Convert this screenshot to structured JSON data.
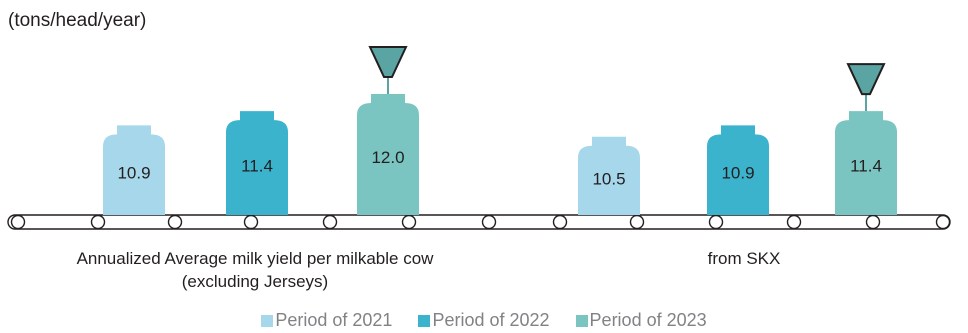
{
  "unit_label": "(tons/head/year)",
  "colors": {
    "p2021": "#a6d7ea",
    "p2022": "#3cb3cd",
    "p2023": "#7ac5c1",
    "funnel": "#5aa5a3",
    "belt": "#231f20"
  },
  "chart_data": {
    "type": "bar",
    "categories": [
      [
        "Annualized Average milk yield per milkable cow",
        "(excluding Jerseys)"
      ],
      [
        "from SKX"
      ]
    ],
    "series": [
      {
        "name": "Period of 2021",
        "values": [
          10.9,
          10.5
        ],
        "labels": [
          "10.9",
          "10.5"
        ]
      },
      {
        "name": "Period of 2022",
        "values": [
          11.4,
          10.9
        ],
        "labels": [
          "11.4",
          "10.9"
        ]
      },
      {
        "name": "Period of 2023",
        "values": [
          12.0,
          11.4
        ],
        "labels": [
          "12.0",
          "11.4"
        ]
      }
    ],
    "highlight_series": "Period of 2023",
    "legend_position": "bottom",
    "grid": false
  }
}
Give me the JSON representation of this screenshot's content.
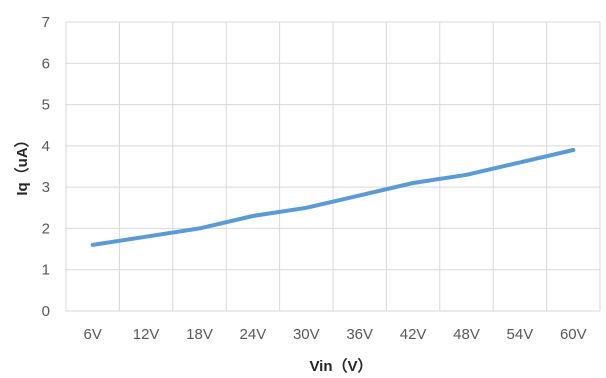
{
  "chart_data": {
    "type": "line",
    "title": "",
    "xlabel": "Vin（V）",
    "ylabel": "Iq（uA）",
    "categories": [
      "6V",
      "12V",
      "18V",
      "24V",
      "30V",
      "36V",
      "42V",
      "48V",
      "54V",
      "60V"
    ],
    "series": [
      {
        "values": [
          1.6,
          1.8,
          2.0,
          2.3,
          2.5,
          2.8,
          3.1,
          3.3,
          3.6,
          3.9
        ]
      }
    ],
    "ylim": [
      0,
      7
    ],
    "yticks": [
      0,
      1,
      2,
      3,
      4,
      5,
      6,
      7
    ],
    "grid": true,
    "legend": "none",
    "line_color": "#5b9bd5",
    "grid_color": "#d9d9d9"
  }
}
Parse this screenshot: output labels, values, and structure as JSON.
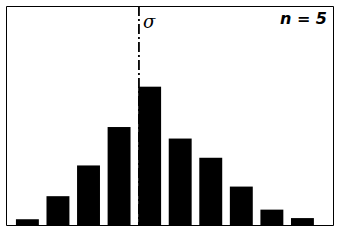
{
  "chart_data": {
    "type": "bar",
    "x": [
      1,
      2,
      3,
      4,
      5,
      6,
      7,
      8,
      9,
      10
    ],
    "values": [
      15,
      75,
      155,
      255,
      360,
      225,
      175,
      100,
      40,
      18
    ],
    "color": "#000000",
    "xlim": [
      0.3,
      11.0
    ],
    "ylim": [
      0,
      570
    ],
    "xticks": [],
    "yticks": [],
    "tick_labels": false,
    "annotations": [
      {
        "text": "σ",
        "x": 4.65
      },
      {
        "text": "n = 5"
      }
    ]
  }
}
○ ○ ○
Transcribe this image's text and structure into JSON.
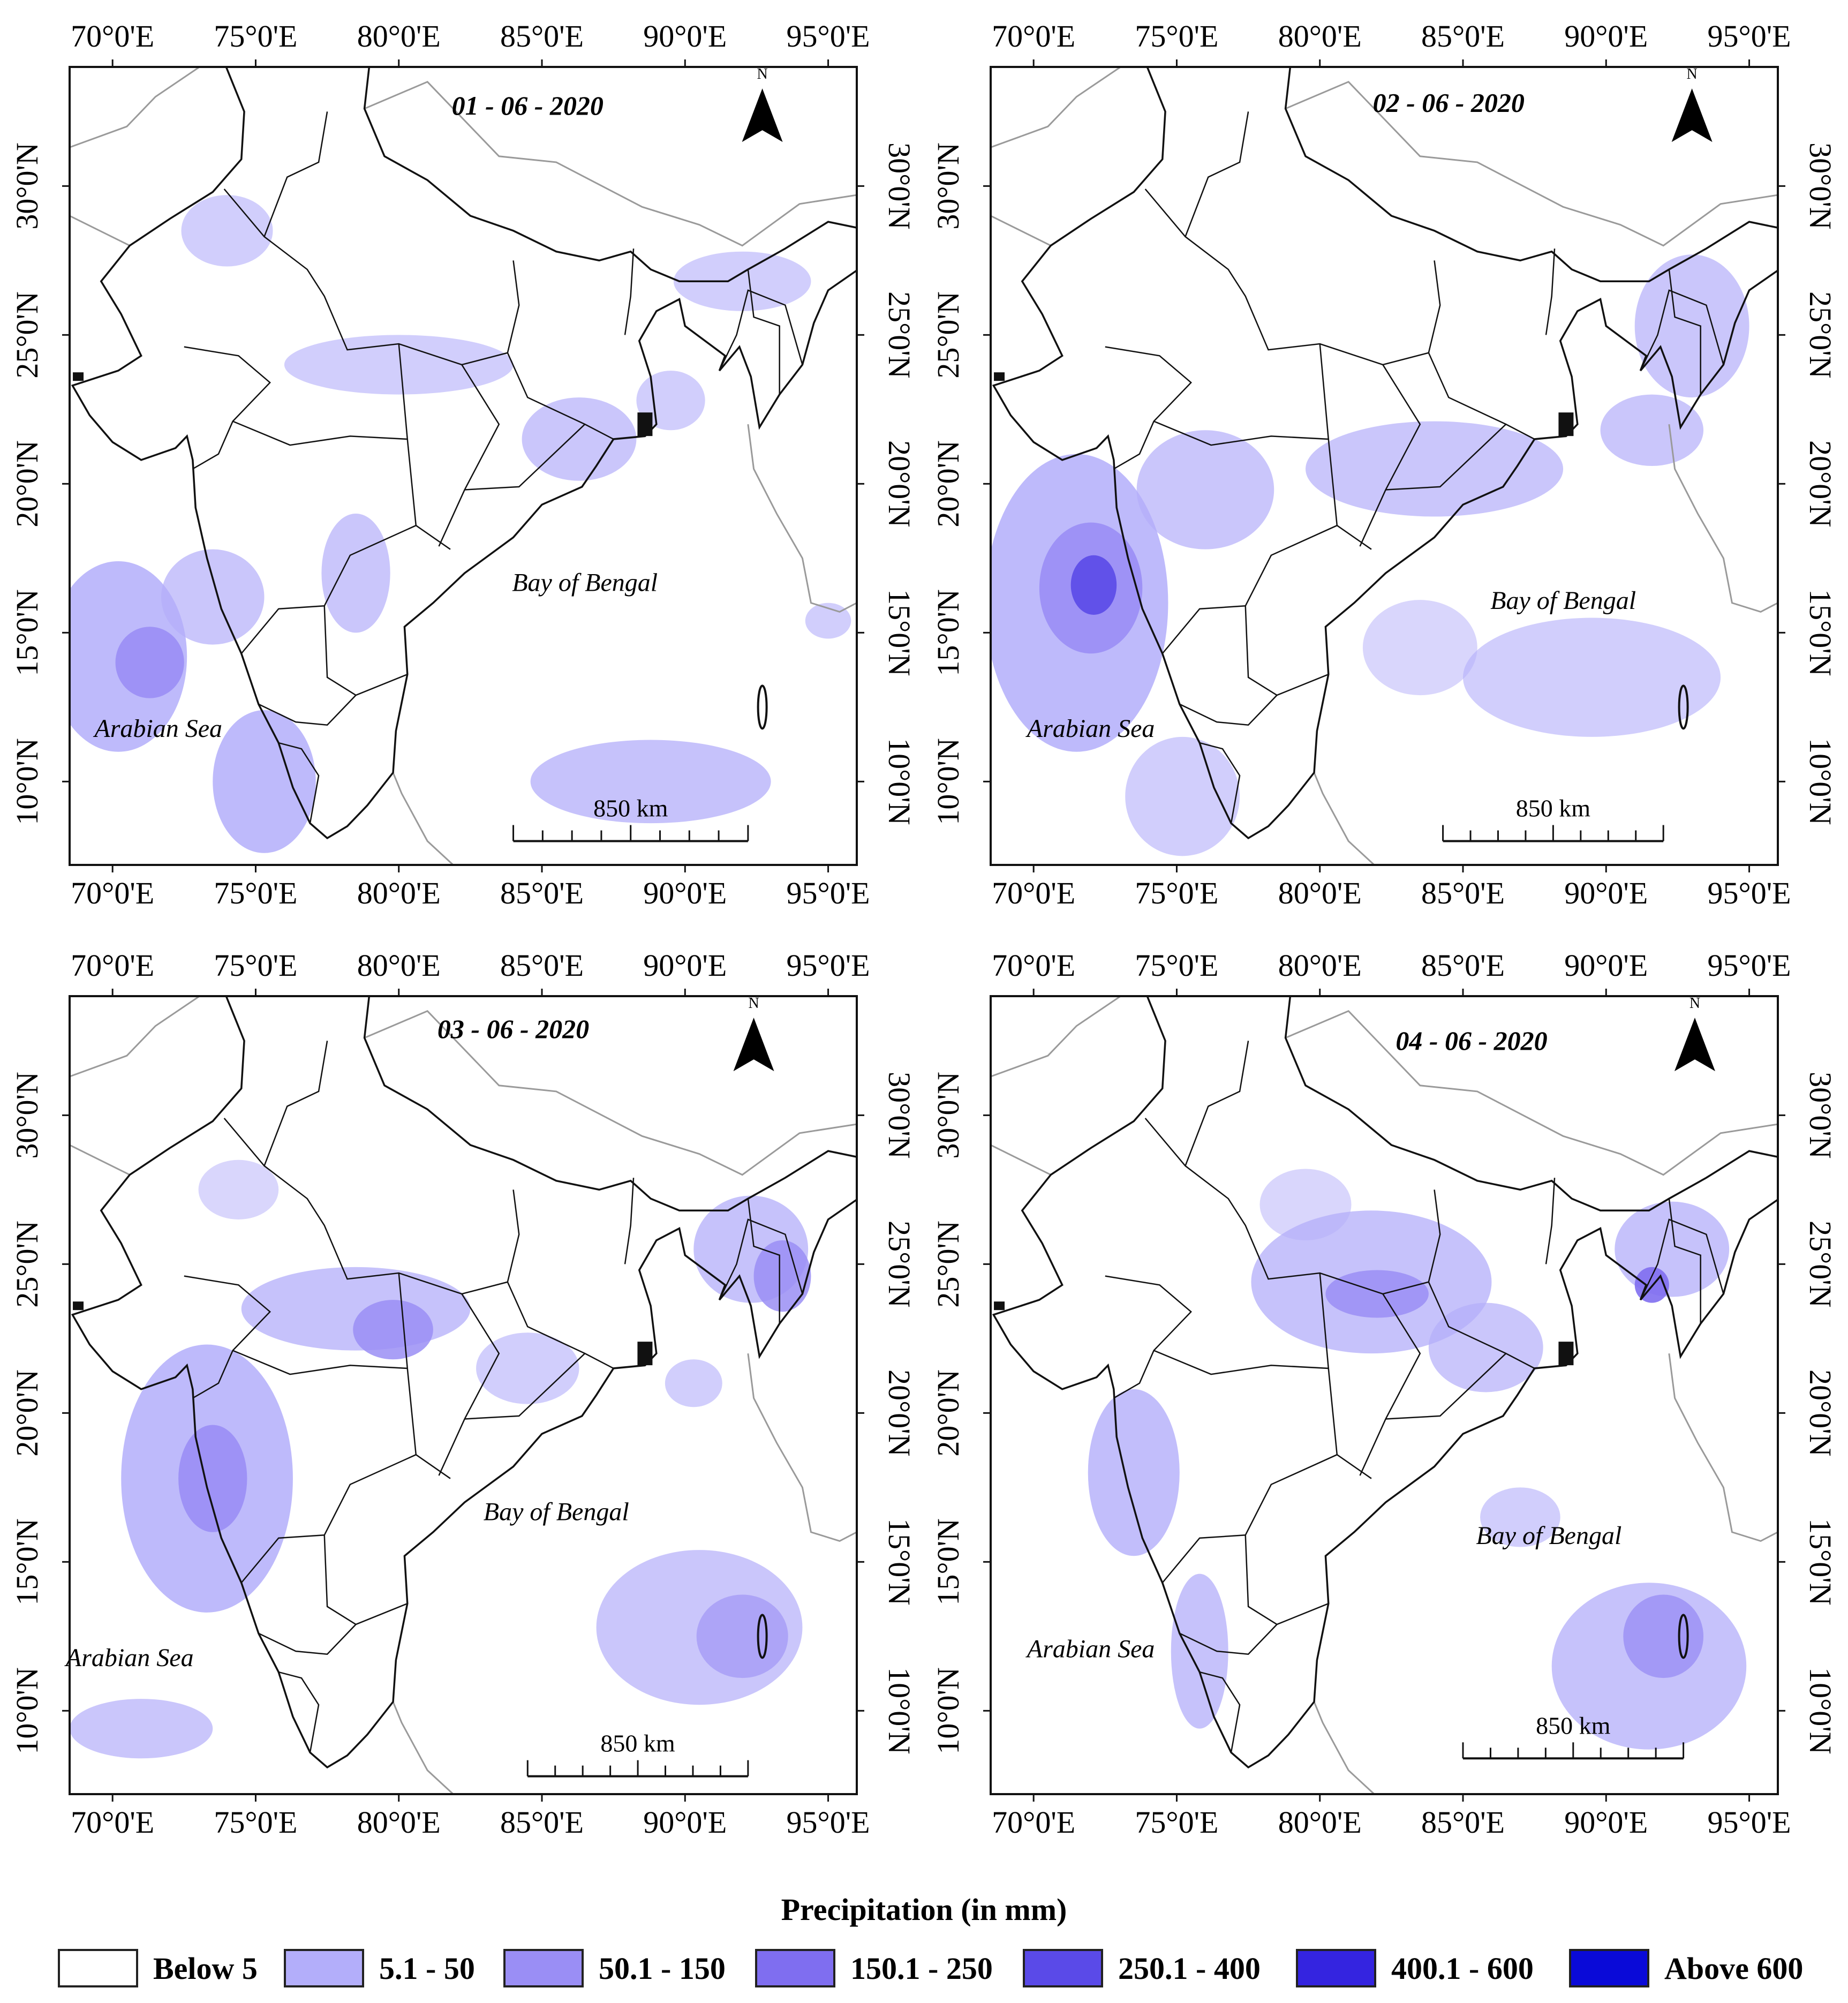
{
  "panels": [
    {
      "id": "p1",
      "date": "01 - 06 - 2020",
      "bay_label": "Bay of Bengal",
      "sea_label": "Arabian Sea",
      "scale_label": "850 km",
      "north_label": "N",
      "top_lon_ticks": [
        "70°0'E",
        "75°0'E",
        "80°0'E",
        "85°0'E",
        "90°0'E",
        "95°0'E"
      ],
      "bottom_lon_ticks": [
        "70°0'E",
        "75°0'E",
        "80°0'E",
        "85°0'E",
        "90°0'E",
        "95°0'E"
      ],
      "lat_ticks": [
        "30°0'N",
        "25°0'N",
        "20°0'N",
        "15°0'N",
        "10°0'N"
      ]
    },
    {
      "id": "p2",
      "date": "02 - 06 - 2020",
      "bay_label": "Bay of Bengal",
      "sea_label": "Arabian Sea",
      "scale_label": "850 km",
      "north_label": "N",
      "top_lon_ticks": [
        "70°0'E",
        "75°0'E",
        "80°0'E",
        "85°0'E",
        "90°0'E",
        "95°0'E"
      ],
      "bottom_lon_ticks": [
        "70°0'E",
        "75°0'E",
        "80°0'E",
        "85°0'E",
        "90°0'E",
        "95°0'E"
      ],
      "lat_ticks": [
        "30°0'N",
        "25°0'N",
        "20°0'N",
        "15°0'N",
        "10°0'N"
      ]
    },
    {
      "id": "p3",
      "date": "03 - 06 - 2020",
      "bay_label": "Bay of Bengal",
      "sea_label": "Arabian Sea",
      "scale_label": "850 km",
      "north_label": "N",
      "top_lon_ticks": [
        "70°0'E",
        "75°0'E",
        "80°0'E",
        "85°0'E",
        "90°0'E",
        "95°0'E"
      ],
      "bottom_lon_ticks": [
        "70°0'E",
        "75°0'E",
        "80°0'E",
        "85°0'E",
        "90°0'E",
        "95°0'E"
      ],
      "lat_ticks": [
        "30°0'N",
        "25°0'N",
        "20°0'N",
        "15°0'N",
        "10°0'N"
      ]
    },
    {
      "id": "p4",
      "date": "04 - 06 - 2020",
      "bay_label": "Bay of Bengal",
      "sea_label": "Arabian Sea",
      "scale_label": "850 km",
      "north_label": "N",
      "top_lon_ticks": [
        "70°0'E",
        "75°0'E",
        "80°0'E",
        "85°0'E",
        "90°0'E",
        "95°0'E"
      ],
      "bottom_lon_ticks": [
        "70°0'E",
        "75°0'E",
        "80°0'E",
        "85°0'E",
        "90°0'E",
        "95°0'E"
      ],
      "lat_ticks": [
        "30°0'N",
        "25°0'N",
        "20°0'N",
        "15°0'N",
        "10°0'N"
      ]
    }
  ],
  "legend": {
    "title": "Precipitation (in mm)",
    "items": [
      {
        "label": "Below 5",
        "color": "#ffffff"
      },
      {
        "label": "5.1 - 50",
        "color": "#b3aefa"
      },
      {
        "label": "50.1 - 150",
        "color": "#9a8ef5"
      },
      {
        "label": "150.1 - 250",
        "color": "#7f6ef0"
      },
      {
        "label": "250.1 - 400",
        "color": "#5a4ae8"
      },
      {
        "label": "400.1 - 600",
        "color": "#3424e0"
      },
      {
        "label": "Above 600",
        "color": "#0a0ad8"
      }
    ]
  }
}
○ ○ ○
**Exercise goal**. Search the entries for the word "Period" and pick out every line that holds it.

**Result of the exercise**.
        "name": "Period of 2021",
        "name": "Period of 2022",
        "name": "Period of 2023",
    "highlight_series": "Period of 2023",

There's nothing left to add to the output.